▶ _MATERIAL PROVIDED_
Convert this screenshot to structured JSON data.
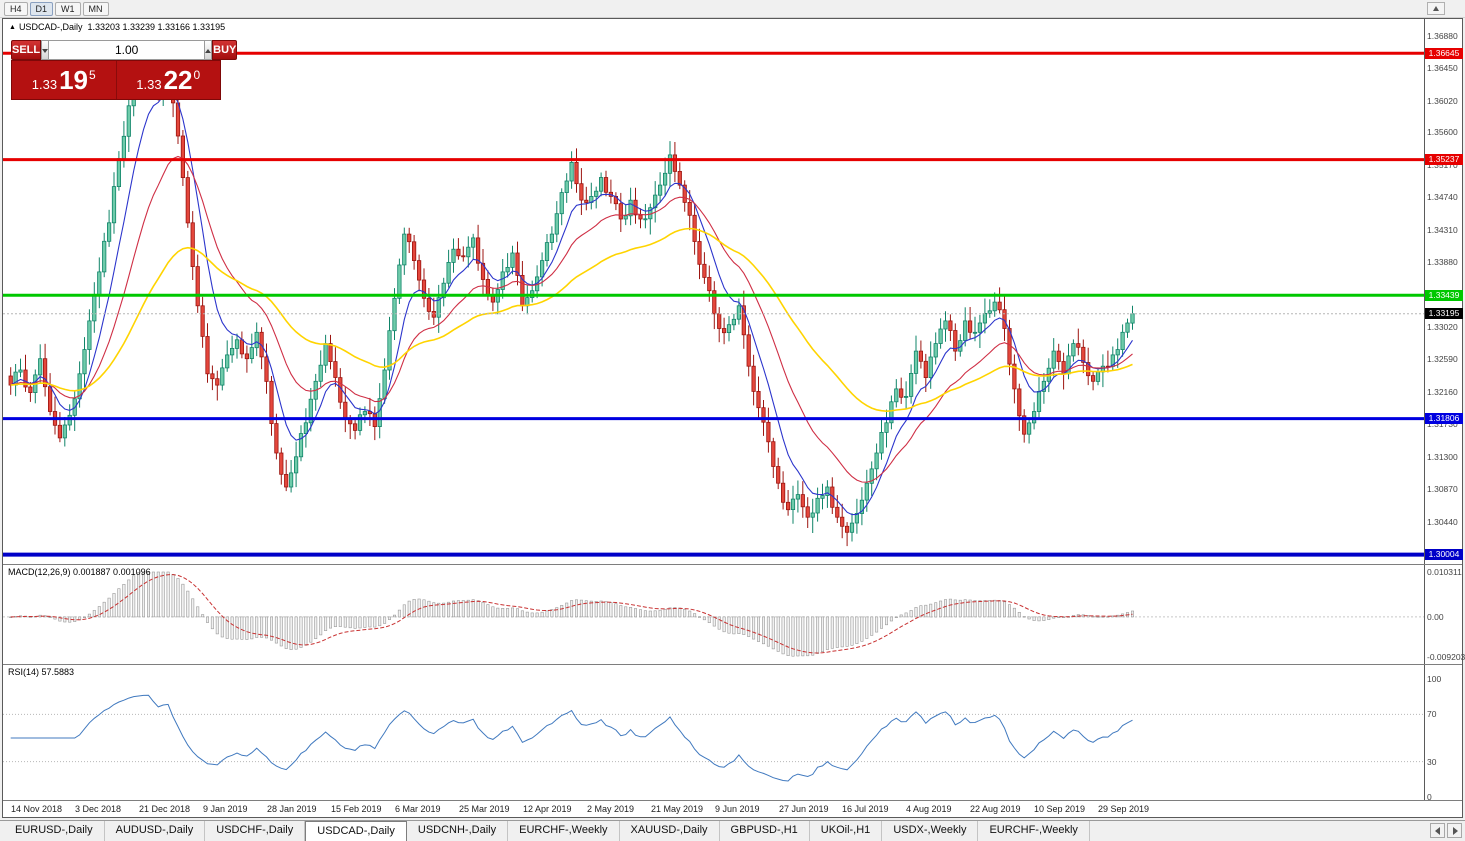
{
  "toolbar": {
    "timeframes": [
      "H4",
      "D1",
      "W1",
      "MN"
    ],
    "active_timeframe": "D1"
  },
  "chart": {
    "title": "USDCAD-,Daily",
    "ohlc_text": "1.33203 1.33239 1.33166 1.33195",
    "trade_panel": {
      "sell_label": "SELL",
      "buy_label": "BUY",
      "volume": "1.00",
      "sell_price_prefix": "1.33",
      "sell_price_pips": "19",
      "sell_price_sup": "5",
      "buy_price_prefix": "1.33",
      "buy_price_pips": "22",
      "buy_price_sup": "0"
    },
    "levels": [
      {
        "price": 1.36645,
        "label": "1.36645",
        "color": "#e60000",
        "width": 3
      },
      {
        "price": 1.35237,
        "label": "1.35237",
        "color": "#e60000",
        "width": 3
      },
      {
        "price": 1.33439,
        "label": "1.33439",
        "color": "#00c800",
        "width": 3
      },
      {
        "price": 1.31806,
        "label": "1.31806",
        "color": "#0000e0",
        "width": 3
      },
      {
        "price": 1.30004,
        "label": "1.30004",
        "color": "#0000c8",
        "width": 4
      }
    ],
    "current_price": {
      "value": 1.33195,
      "label": "1.33195"
    },
    "y_ticks": [
      "1.36880",
      "1.36450",
      "1.36020",
      "1.35600",
      "1.35170",
      "1.34740",
      "1.34310",
      "1.33880",
      "1.33450",
      "1.33020",
      "1.32590",
      "1.32160",
      "1.31730",
      "1.31300",
      "1.30870",
      "1.30440"
    ],
    "x_labels": [
      "14 Nov 2018",
      "3 Dec 2018",
      "21 Dec 2018",
      "9 Jan 2019",
      "28 Jan 2019",
      "15 Feb 2019",
      "6 Mar 2019",
      "25 Mar 2019",
      "12 Apr 2019",
      "2 May 2019",
      "21 May 2019",
      "9 Jun 2019",
      "27 Jun 2019",
      "16 Jul 2019",
      "4 Aug 2019",
      "22 Aug 2019",
      "10 Sep 2019",
      "29 Sep 2019"
    ],
    "colors": {
      "up_fill": "#6fcbaa",
      "up_border": "#0f8468",
      "down_fill": "#e4473c",
      "down_border": "#9c1510",
      "macd_signal": "#c83232",
      "rsi_line": "#4079bf"
    }
  },
  "macd": {
    "label": "MACD(12,26,9) 0.001887 0.001096",
    "y_ticks": [
      "0.010311",
      "0.00",
      "-0.009203"
    ],
    "max": 0.010311,
    "min": -0.009203
  },
  "rsi": {
    "label": "RSI(14) 57.5883",
    "y_ticks": [
      "100",
      "70",
      "30",
      "0"
    ],
    "levels": [
      70,
      30
    ]
  },
  "tabs": {
    "items": [
      "EURUSD-,Daily",
      "AUDUSD-,Daily",
      "USDCHF-,Daily",
      "USDCAD-,Daily",
      "USDCNH-,Daily",
      "EURCHF-,Weekly",
      "XAUUSD-,Daily",
      "GBPUSD-,H1",
      "UKOil-,H1",
      "USDX-,Weekly",
      "EURCHF-,Weekly"
    ],
    "active_index": 3
  },
  "chart_data": {
    "type": "candlestick",
    "symbol": "USDCAD",
    "timeframe": "Daily",
    "visible_ohlc": {
      "open": 1.33203,
      "high": 1.33239,
      "low": 1.33166,
      "close": 1.33195
    },
    "bid": 1.33195,
    "ask": 1.3322,
    "y_axis": {
      "min": 1.2988,
      "max": 1.371,
      "ticks": [
        "1.36880",
        "1.36450",
        "1.36020",
        "1.35600",
        "1.35170",
        "1.34740",
        "1.34310",
        "1.33880",
        "1.33450",
        "1.33020",
        "1.32590",
        "1.32160",
        "1.31730",
        "1.31300",
        "1.30870",
        "1.30440"
      ]
    },
    "x_axis": {
      "labels": [
        "14 Nov 2018",
        "3 Dec 2018",
        "21 Dec 2018",
        "9 Jan 2019",
        "28 Jan 2019",
        "15 Feb 2019",
        "6 Mar 2019",
        "25 Mar 2019",
        "12 Apr 2019",
        "2 May 2019",
        "21 May 2019",
        "9 Jun 2019",
        "27 Jun 2019",
        "16 Jul 2019",
        "4 Aug 2019",
        "22 Aug 2019",
        "10 Sep 2019",
        "29 Sep 2019"
      ],
      "bars_per_label": 13
    },
    "keypoint_step": 2,
    "close_keypoints": [
      1.3225,
      1.3245,
      1.3215,
      1.326,
      1.319,
      1.3155,
      1.3185,
      1.324,
      1.331,
      1.3375,
      1.344,
      1.3525,
      1.3595,
      1.364,
      1.3655,
      1.3615,
      1.3645,
      1.3555,
      1.344,
      1.333,
      1.324,
      1.3225,
      1.3265,
      1.3285,
      1.326,
      1.3295,
      1.323,
      1.3135,
      1.309,
      1.313,
      1.3175,
      1.323,
      1.328,
      1.3235,
      1.318,
      1.3165,
      1.319,
      1.317,
      1.3245,
      1.334,
      1.3425,
      1.339,
      1.334,
      1.3315,
      1.336,
      1.3405,
      1.3395,
      1.342,
      1.3365,
      1.3335,
      1.3375,
      1.34,
      1.333,
      1.335,
      1.339,
      1.3425,
      1.348,
      1.352,
      1.347,
      1.3475,
      1.35,
      1.3475,
      1.3445,
      1.347,
      1.3445,
      1.346,
      1.349,
      1.353,
      1.349,
      1.345,
      1.3385,
      1.335,
      1.33,
      1.3305,
      1.333,
      1.325,
      1.3195,
      1.315,
      1.3095,
      1.306,
      1.308,
      1.305,
      1.3075,
      1.309,
      1.305,
      1.303,
      1.3055,
      1.3095,
      1.3135,
      1.3175,
      1.322,
      1.321,
      1.327,
      1.3235,
      1.328,
      1.331,
      1.327,
      1.331,
      1.3295,
      1.332,
      1.3335,
      1.33,
      1.322,
      1.316,
      1.319,
      1.323,
      1.327,
      1.324,
      1.328,
      1.3255,
      1.323,
      1.325,
      1.3265,
      1.3295,
      1.33195
    ],
    "horizontal_levels": [
      1.36645,
      1.35237,
      1.33439,
      1.31806,
      1.30004
    ],
    "moving_averages": [
      {
        "period": 8,
        "color": "#2c35cc",
        "width": 1.1
      },
      {
        "period": 20,
        "color": "#cf2f45",
        "width": 1.1
      },
      {
        "period": 50,
        "color": "#ffd400",
        "width": 1.6
      }
    ],
    "indicators": [
      {
        "name": "MACD",
        "params": [
          12,
          26,
          9
        ],
        "current_values": [
          0.001887,
          0.001096
        ],
        "axis_range": [
          -0.009203,
          0.010311
        ]
      },
      {
        "name": "RSI",
        "params": [
          14
        ],
        "current_value": 57.5883,
        "levels": [
          70,
          30
        ],
        "axis_range": [
          0,
          100
        ]
      }
    ]
  }
}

▶ _WORK TO COMPLETE_
Each line in the records above should be reproduced exactly; images are not copied.

▶ _SOLVED EXERCISE_
Convert this screenshot to structured JSON data.
{
  "toolbar": {
    "timeframes": [
      "H4",
      "D1",
      "W1",
      "MN"
    ],
    "active_timeframe": "D1"
  },
  "chart": {
    "title": "USDCAD-,Daily",
    "ohlc_text": "1.33203 1.33239 1.33166 1.33195",
    "trade_panel": {
      "sell_label": "SELL",
      "buy_label": "BUY",
      "volume": "1.00",
      "sell_price_prefix": "1.33",
      "sell_price_pips": "19",
      "sell_price_sup": "5",
      "buy_price_prefix": "1.33",
      "buy_price_pips": "22",
      "buy_price_sup": "0"
    },
    "levels": [
      {
        "price": 1.36645,
        "label": "1.36645",
        "color": "#e60000",
        "width": 3
      },
      {
        "price": 1.35237,
        "label": "1.35237",
        "color": "#e60000",
        "width": 3
      },
      {
        "price": 1.33439,
        "label": "1.33439",
        "color": "#00c800",
        "width": 3
      },
      {
        "price": 1.31806,
        "label": "1.31806",
        "color": "#0000e0",
        "width": 3
      },
      {
        "price": 1.30004,
        "label": "1.30004",
        "color": "#0000c8",
        "width": 4
      }
    ],
    "current_price": {
      "value": 1.33195,
      "label": "1.33195"
    },
    "y_ticks": [
      "1.36880",
      "1.36450",
      "1.36020",
      "1.35600",
      "1.35170",
      "1.34740",
      "1.34310",
      "1.33880",
      "1.33450",
      "1.33020",
      "1.32590",
      "1.32160",
      "1.31730",
      "1.31300",
      "1.30870",
      "1.30440"
    ],
    "x_labels": [
      "14 Nov 2018",
      "3 Dec 2018",
      "21 Dec 2018",
      "9 Jan 2019",
      "28 Jan 2019",
      "15 Feb 2019",
      "6 Mar 2019",
      "25 Mar 2019",
      "12 Apr 2019",
      "2 May 2019",
      "21 May 2019",
      "9 Jun 2019",
      "27 Jun 2019",
      "16 Jul 2019",
      "4 Aug 2019",
      "22 Aug 2019",
      "10 Sep 2019",
      "29 Sep 2019"
    ],
    "colors": {
      "up_fill": "#6fcbaa",
      "up_border": "#0f8468",
      "down_fill": "#e4473c",
      "down_border": "#9c1510",
      "macd_signal": "#c83232",
      "rsi_line": "#4079bf"
    }
  },
  "macd": {
    "label": "MACD(12,26,9) 0.001887 0.001096",
    "y_ticks": [
      "0.010311",
      "0.00",
      "-0.009203"
    ],
    "max": 0.010311,
    "min": -0.009203
  },
  "rsi": {
    "label": "RSI(14) 57.5883",
    "y_ticks": [
      "100",
      "70",
      "30",
      "0"
    ],
    "levels": [
      70,
      30
    ]
  },
  "tabs": {
    "items": [
      "EURUSD-,Daily",
      "AUDUSD-,Daily",
      "USDCHF-,Daily",
      "USDCAD-,Daily",
      "USDCNH-,Daily",
      "EURCHF-,Weekly",
      "XAUUSD-,Daily",
      "GBPUSD-,H1",
      "UKOil-,H1",
      "USDX-,Weekly",
      "EURCHF-,Weekly"
    ],
    "active_index": 3
  },
  "chart_data": {
    "type": "candlestick",
    "symbol": "USDCAD",
    "timeframe": "Daily",
    "visible_ohlc": {
      "open": 1.33203,
      "high": 1.33239,
      "low": 1.33166,
      "close": 1.33195
    },
    "bid": 1.33195,
    "ask": 1.3322,
    "y_axis": {
      "min": 1.2988,
      "max": 1.371,
      "ticks": [
        "1.36880",
        "1.36450",
        "1.36020",
        "1.35600",
        "1.35170",
        "1.34740",
        "1.34310",
        "1.33880",
        "1.33450",
        "1.33020",
        "1.32590",
        "1.32160",
        "1.31730",
        "1.31300",
        "1.30870",
        "1.30440"
      ]
    },
    "x_axis": {
      "labels": [
        "14 Nov 2018",
        "3 Dec 2018",
        "21 Dec 2018",
        "9 Jan 2019",
        "28 Jan 2019",
        "15 Feb 2019",
        "6 Mar 2019",
        "25 Mar 2019",
        "12 Apr 2019",
        "2 May 2019",
        "21 May 2019",
        "9 Jun 2019",
        "27 Jun 2019",
        "16 Jul 2019",
        "4 Aug 2019",
        "22 Aug 2019",
        "10 Sep 2019",
        "29 Sep 2019"
      ],
      "bars_per_label": 13
    },
    "keypoint_step": 2,
    "close_keypoints": [
      1.3225,
      1.3245,
      1.3215,
      1.326,
      1.319,
      1.3155,
      1.3185,
      1.324,
      1.331,
      1.3375,
      1.344,
      1.3525,
      1.3595,
      1.364,
      1.3655,
      1.3615,
      1.3645,
      1.3555,
      1.344,
      1.333,
      1.324,
      1.3225,
      1.3265,
      1.3285,
      1.326,
      1.3295,
      1.323,
      1.3135,
      1.309,
      1.313,
      1.3175,
      1.323,
      1.328,
      1.3235,
      1.318,
      1.3165,
      1.319,
      1.317,
      1.3245,
      1.334,
      1.3425,
      1.339,
      1.334,
      1.3315,
      1.336,
      1.3405,
      1.3395,
      1.342,
      1.3365,
      1.3335,
      1.3375,
      1.34,
      1.333,
      1.335,
      1.339,
      1.3425,
      1.348,
      1.352,
      1.347,
      1.3475,
      1.35,
      1.3475,
      1.3445,
      1.347,
      1.3445,
      1.346,
      1.349,
      1.353,
      1.349,
      1.345,
      1.3385,
      1.335,
      1.33,
      1.3305,
      1.333,
      1.325,
      1.3195,
      1.315,
      1.3095,
      1.306,
      1.308,
      1.305,
      1.3075,
      1.309,
      1.305,
      1.303,
      1.3055,
      1.3095,
      1.3135,
      1.3175,
      1.322,
      1.321,
      1.327,
      1.3235,
      1.328,
      1.331,
      1.327,
      1.331,
      1.3295,
      1.332,
      1.3335,
      1.33,
      1.322,
      1.316,
      1.319,
      1.323,
      1.327,
      1.324,
      1.328,
      1.3255,
      1.323,
      1.325,
      1.3265,
      1.3295,
      1.33195
    ],
    "horizontal_levels": [
      1.36645,
      1.35237,
      1.33439,
      1.31806,
      1.30004
    ],
    "moving_averages": [
      {
        "period": 8,
        "color": "#2c35cc",
        "width": 1.1
      },
      {
        "period": 20,
        "color": "#cf2f45",
        "width": 1.1
      },
      {
        "period": 50,
        "color": "#ffd400",
        "width": 1.6
      }
    ],
    "indicators": [
      {
        "name": "MACD",
        "params": [
          12,
          26,
          9
        ],
        "current_values": [
          0.001887,
          0.001096
        ],
        "axis_range": [
          -0.009203,
          0.010311
        ]
      },
      {
        "name": "RSI",
        "params": [
          14
        ],
        "current_value": 57.5883,
        "levels": [
          70,
          30
        ],
        "axis_range": [
          0,
          100
        ]
      }
    ]
  }
}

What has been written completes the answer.